[start of Data for this exercise]

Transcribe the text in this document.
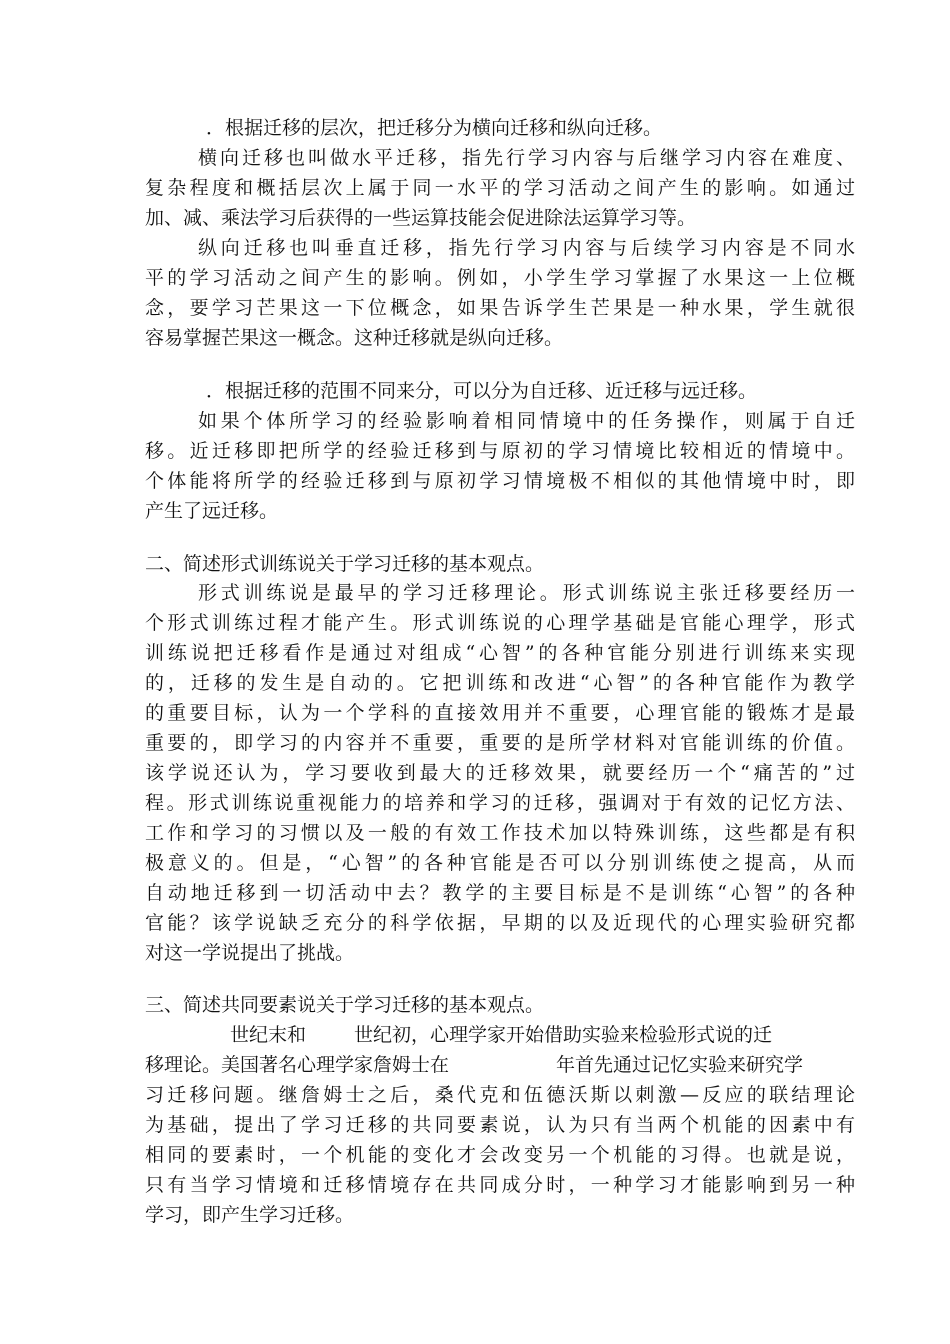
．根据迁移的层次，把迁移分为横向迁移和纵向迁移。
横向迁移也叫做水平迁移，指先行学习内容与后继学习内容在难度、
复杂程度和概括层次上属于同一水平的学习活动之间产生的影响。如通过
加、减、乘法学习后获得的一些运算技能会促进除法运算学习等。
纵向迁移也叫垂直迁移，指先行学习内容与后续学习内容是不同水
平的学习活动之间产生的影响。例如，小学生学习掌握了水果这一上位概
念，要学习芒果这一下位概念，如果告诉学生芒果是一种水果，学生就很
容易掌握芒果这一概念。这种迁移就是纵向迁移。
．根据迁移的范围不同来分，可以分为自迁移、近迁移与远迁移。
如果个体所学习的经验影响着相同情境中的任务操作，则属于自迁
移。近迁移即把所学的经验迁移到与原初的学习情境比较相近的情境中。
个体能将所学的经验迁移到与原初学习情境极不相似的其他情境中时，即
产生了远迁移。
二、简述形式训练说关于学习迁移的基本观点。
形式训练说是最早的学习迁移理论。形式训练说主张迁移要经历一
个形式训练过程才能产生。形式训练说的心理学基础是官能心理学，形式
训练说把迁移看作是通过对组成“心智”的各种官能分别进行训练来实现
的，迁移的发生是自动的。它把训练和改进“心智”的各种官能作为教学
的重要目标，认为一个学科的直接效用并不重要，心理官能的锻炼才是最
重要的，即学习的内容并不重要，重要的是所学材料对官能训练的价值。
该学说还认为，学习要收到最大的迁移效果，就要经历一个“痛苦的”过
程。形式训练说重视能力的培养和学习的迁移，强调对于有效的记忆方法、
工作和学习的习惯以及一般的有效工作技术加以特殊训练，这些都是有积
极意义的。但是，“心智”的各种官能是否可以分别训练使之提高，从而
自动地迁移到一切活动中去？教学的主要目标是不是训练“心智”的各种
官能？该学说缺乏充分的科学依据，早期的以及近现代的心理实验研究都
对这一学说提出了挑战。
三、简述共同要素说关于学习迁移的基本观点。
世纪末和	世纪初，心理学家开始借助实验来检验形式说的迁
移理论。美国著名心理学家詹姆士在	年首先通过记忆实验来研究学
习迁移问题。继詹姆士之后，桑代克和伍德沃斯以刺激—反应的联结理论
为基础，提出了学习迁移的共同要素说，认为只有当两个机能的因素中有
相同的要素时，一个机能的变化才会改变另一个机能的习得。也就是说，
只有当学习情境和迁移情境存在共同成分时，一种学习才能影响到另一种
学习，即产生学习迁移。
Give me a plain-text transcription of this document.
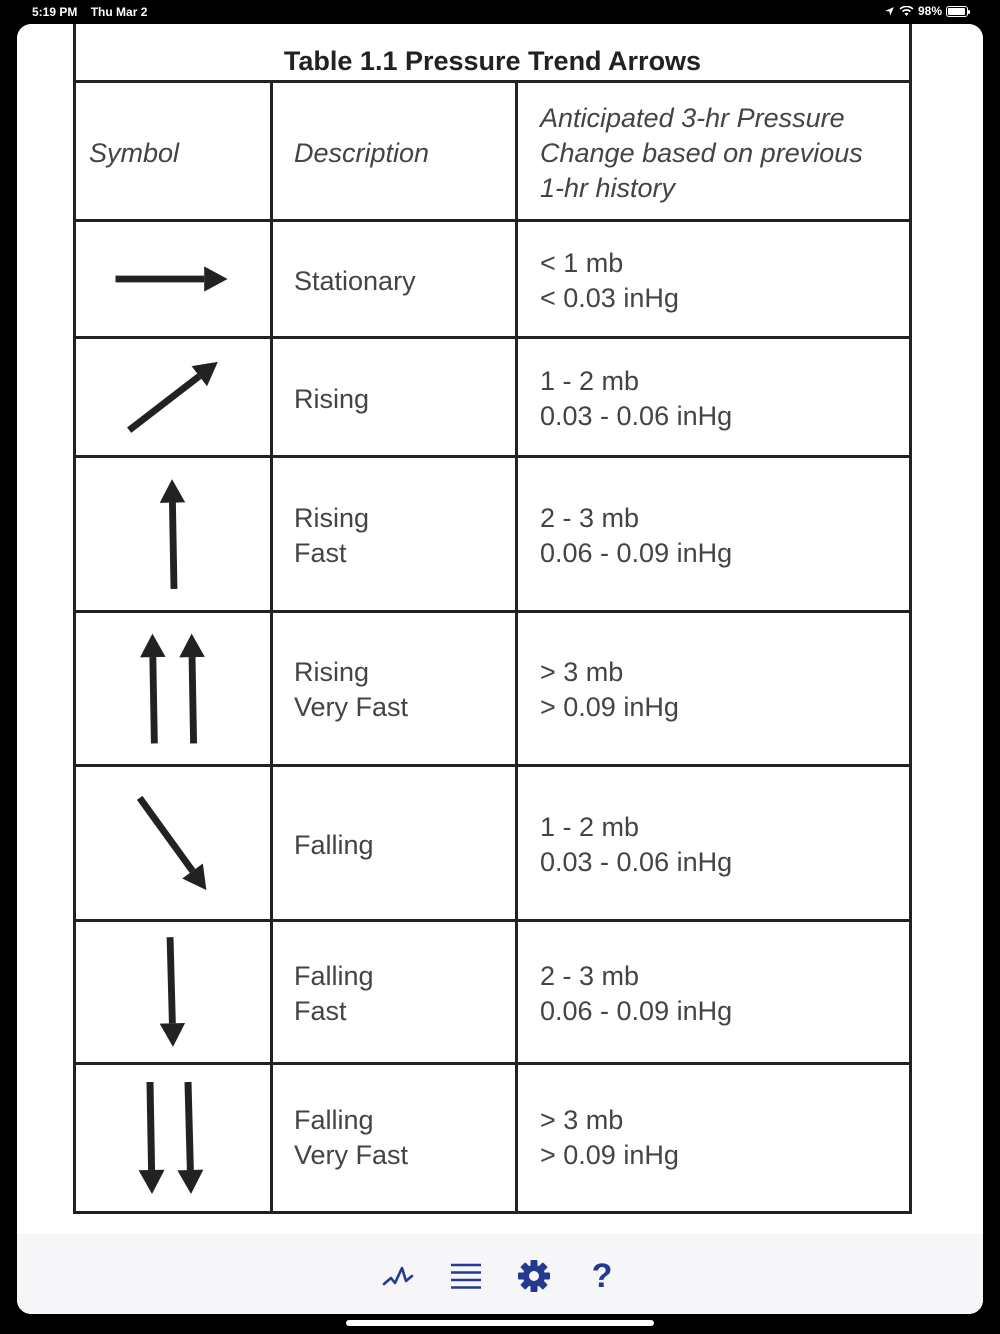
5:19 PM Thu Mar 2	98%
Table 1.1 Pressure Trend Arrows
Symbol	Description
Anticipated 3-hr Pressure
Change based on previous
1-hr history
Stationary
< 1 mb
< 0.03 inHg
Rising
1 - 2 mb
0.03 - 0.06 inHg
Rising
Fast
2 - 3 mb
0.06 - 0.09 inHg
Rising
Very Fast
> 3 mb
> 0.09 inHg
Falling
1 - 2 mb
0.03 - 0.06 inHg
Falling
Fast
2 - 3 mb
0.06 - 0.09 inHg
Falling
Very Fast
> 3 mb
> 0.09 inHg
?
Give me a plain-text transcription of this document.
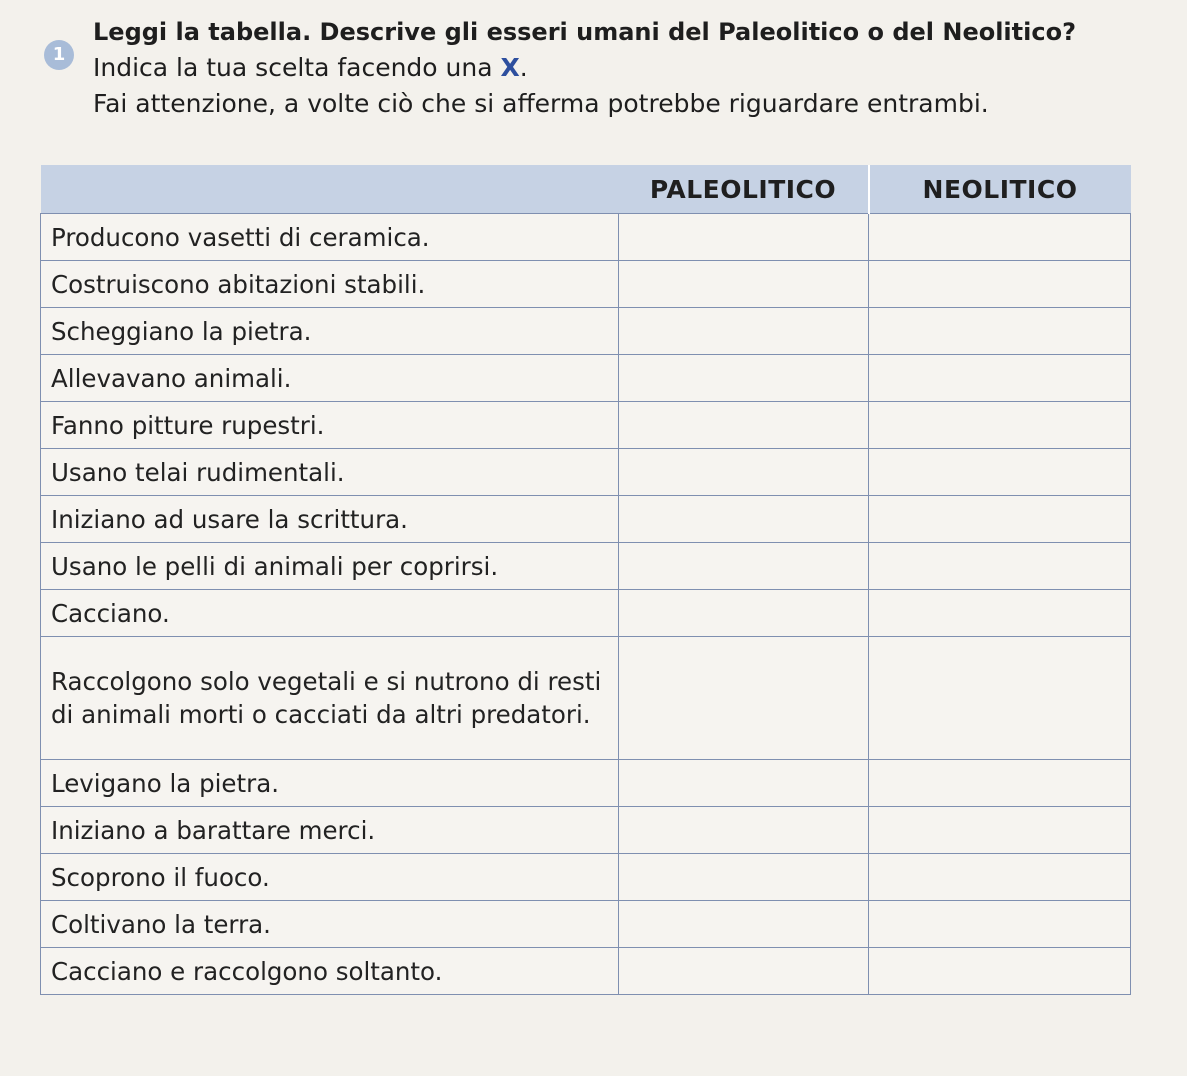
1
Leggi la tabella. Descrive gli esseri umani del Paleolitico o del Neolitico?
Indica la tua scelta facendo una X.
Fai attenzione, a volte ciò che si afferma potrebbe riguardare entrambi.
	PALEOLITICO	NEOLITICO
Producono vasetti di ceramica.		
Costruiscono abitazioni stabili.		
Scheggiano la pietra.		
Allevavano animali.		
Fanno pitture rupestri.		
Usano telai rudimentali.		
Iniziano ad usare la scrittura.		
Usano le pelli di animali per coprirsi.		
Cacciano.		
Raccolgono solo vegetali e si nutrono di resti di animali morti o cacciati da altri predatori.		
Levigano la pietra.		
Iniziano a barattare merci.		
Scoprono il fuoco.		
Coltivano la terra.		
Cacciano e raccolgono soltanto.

[end of Data for this exercise]

▶ [Work required]
Leaving the pictures aside, transcribe the entire listing exactly.

▶ [Response]
Transcribe the text in this document.
．根据迁移的层次，把迁移分为横向迁移和纵向迁移。
横向迁移也叫做水平迁移，指先行学习内容与后继学习内容在难度、
复杂程度和概括层次上属于同一水平的学习活动之间产生的影响。如通过
加、减、乘法学习后获得的一些运算技能会促进除法运算学习等。
纵向迁移也叫垂直迁移，指先行学习内容与后续学习内容是不同水
平的学习活动之间产生的影响。例如，小学生学习掌握了水果这一上位概
念，要学习芒果这一下位概念，如果告诉学生芒果是一种水果，学生就很
容易掌握芒果这一概念。这种迁移就是纵向迁移。
．根据迁移的范围不同来分，可以分为自迁移、近迁移与远迁移。
如果个体所学习的经验影响着相同情境中的任务操作，则属于自迁
移。近迁移即把所学的经验迁移到与原初的学习情境比较相近的情境中。
个体能将所学的经验迁移到与原初学习情境极不相似的其他情境中时，即
产生了远迁移。
二、简述形式训练说关于学习迁移的基本观点。
形式训练说是最早的学习迁移理论。形式训练说主张迁移要经历一
个形式训练过程才能产生。形式训练说的心理学基础是官能心理学，形式
训练说把迁移看作是通过对组成“心智”的各种官能分别进行训练来实现
的，迁移的发生是自动的。它把训练和改进“心智”的各种官能作为教学
的重要目标，认为一个学科的直接效用并不重要，心理官能的锻炼才是最
重要的，即学习的内容并不重要，重要的是所学材料对官能训练的价值。
该学说还认为，学习要收到最大的迁移效果，就要经历一个“痛苦的”过
程。形式训练说重视能力的培养和学习的迁移，强调对于有效的记忆方法、
工作和学习的习惯以及一般的有效工作技术加以特殊训练，这些都是有积
极意义的。但是，“心智”的各种官能是否可以分别训练使之提高，从而
自动地迁移到一切活动中去？教学的主要目标是不是训练“心智”的各种
官能？该学说缺乏充分的科学依据，早期的以及近现代的心理实验研究都
对这一学说提出了挑战。
三、简述共同要素说关于学习迁移的基本观点。
世纪末和	世纪初，心理学家开始借助实验来检验形式说的迁
移理论。美国著名心理学家詹姆士在	年首先通过记忆实验来研究学
习迁移问题。继詹姆士之后，桑代克和伍德沃斯以刺激—反应的联结理论
为基础，提出了学习迁移的共同要素说，认为只有当两个机能的因素中有
相同的要素时，一个机能的变化才会改变另一个机能的习得。也就是说，
只有当学习情境和迁移情境存在共同成分时，一种学习才能影响到另一种
学习，即产生学习迁移。
Give me a plain-text transcription of this document.
5:19 PM Thu Mar 2	98%
Table 1.1 Pressure Trend Arrows
Symbol	Description
Anticipated 3-hr Pressure
Change based on previous
1-hr history
Stationary
< 1 mb
< 0.03 inHg
Rising
1 - 2 mb
0.03 - 0.06 inHg
Rising
Fast
2 - 3 mb
0.06 - 0.09 inHg
Rising
Very Fast
> 3 mb
> 0.09 inHg
Falling
1 - 2 mb
0.03 - 0.06 inHg
Falling
Fast
2 - 3 mb
0.06 - 0.09 inHg
Falling
Very Fast
> 3 mb
> 0.09 inHg
?
Give me a plain-text transcription of this document.
1
Leggi la tabella. Descrive gli esseri umani del Paleolitico o del Neolitico?
Indica la tua scelta facendo una X.
Fai attenzione, a volte ciò che si afferma potrebbe riguardare entrambi.
	PALEOLITICO	NEOLITICO
Producono vasetti di ceramica.		
Costruiscono abitazioni stabili.		
Scheggiano la pietra.		
Allevavano animali.		
Fanno pitture rupestri.		
Usano telai rudimentali.		
Iniziano ad usare la scrittura.		
Usano le pelli di animali per coprirsi.		
Cacciano.		
Raccolgono solo vegetali e si nutrono di resti di animali morti o cacciati da altri predatori.		
Levigano la pietra.		
Iniziano a barattare merci.		
Scoprono il fuoco.		
Coltivano la terra.		
Cacciano e raccolgono soltanto.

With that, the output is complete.